• Texto:
────

La población más vulnerable son los mayores de 60 años con enfermedades crónicas.

Las víctimas fatales por una devastadora ola de calor que azota desde hace más de una semana a la provincia canadiense de Quebec ascendió a 70. La temperatura del aire en esta provincia superó los 40 grados Celsius, según recogió el portal Sputnik.

Las autoridades locales señalaron que la mayoría de las víctimas tenían más de 60 años de edad y padecían enfermedades crónicas. Del total, 34 murieron en la ciudad de Montreal.

En medio del drama que causa el fenómeno meteorológico, los servicios de urgencias médicas informaron que reciben más de 1.200 llamadas diarias. Además, las autoridades de la ciudad toman medidas urgentes, en particular, para ampliar el horario de funcionamiento de las piscinas.

“Estoy de todo corazón con las personas de Quebec que han perdido a un ser querido durante la ola de calor”, tuiteó el miércoles pasado el primer ministro, Justin Trudeau, e invitó a los canadienses a “protegerse a sí mismos y a su familia”.

En 2010, las altas temperaturas provocaron la muerte de un centenar de personas en la región de Montreal. Ninguna muerte vinculada a la ola de calor se ha reportado hasta ahora en la provincia vecina de Ontario, que también registró altas temperaturas.

────

• Datos almacenados:
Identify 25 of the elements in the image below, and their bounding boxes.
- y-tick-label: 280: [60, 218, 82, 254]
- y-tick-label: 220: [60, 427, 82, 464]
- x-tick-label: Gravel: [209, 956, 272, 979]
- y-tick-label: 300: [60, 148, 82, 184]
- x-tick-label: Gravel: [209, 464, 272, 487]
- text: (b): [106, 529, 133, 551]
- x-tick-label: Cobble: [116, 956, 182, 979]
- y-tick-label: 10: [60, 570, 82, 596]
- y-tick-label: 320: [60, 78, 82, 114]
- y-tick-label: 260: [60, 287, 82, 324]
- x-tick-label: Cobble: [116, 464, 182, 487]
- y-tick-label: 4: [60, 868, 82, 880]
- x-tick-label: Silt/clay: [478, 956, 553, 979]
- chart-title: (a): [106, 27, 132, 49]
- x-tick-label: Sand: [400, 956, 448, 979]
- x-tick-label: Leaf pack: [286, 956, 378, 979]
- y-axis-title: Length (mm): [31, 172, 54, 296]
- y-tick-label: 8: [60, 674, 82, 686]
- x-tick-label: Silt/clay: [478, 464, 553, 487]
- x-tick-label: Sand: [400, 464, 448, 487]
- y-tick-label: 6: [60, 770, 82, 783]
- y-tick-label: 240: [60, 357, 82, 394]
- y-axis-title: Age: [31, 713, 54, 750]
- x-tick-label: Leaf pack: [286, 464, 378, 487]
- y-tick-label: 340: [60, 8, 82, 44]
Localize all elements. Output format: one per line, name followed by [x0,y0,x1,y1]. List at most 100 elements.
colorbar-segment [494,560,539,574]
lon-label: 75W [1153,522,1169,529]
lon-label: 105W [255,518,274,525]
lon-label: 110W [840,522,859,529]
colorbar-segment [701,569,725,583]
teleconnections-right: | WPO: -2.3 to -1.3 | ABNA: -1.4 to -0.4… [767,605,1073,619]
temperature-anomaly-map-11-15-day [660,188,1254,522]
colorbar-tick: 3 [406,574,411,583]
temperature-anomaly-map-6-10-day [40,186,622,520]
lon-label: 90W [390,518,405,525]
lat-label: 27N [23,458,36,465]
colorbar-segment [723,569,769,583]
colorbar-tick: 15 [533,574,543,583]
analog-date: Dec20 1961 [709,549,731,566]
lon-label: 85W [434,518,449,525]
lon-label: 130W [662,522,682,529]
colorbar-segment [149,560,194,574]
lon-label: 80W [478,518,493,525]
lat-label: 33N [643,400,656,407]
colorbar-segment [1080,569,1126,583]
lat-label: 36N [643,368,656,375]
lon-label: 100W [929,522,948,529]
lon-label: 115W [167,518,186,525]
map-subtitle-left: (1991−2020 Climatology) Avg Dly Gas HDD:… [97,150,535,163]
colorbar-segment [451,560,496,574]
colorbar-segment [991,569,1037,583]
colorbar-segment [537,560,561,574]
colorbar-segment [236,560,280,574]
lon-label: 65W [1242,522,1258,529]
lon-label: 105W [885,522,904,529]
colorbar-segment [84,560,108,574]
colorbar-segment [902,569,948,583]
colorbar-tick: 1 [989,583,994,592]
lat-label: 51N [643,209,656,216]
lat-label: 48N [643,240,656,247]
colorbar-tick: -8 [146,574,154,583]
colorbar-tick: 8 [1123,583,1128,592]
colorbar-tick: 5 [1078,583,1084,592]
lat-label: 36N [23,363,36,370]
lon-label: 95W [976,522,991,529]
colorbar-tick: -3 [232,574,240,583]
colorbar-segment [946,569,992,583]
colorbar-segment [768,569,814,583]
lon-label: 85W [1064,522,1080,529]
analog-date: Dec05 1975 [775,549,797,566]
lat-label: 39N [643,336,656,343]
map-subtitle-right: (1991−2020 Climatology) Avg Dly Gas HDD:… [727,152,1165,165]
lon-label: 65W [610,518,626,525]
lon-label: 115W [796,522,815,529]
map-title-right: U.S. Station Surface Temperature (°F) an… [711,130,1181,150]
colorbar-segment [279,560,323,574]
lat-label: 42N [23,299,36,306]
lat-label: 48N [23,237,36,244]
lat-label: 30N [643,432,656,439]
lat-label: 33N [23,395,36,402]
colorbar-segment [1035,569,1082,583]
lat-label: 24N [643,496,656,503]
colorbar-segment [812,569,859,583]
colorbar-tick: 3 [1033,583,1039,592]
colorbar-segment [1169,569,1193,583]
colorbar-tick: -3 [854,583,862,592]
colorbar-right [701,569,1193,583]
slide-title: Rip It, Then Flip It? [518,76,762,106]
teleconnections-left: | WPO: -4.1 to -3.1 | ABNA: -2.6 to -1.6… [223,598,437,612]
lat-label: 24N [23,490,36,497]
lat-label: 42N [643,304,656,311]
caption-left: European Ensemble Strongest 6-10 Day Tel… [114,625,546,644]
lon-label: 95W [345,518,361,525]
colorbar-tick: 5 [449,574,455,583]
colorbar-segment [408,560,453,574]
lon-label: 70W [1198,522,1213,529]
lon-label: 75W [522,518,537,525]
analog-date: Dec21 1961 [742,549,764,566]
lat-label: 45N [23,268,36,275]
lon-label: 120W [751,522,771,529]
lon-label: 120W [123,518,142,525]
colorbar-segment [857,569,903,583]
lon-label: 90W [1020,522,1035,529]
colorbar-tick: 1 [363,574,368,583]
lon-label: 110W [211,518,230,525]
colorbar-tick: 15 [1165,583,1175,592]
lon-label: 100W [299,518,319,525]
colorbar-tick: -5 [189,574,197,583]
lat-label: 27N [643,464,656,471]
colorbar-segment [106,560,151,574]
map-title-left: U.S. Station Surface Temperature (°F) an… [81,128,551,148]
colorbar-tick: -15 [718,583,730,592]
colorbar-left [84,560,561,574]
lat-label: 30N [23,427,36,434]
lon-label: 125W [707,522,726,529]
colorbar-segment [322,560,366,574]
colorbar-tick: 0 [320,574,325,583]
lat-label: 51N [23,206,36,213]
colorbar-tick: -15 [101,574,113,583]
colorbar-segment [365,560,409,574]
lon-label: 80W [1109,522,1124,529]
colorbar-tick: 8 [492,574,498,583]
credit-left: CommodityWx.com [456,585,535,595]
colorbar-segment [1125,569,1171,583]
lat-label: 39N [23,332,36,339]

────

• Consigna 1:
Reproduce sin ningún cambio el fragmento del texto sobre la ola de calor que va desde "La población más" hasta "recogió el portal Sputnik.", ambos incluidos.
• Consigna 2:
Enumera todas las cifras escritas con dígitos que aparecen en el texto sobre la ola de calor, sin repetir ninguna.
Responde basándote únicamente en el texto sobre la ola de calor.

• Espacio de respuesta 1:
La población más vulnerable son los mayores de 60 años con enfermedades crónicas.

Las víctimas fatales por una devastadora ola de calor que azota desde hace más de una semana a la provincia canadiense de Quebec ascendió a 70. La temperatura del aire en esta provincia superó los 40 grados Celsius, según recogió el portal Sputnik.

• Espacio de respuesta 2:
60, 70, 40, 34, 1.200, 2010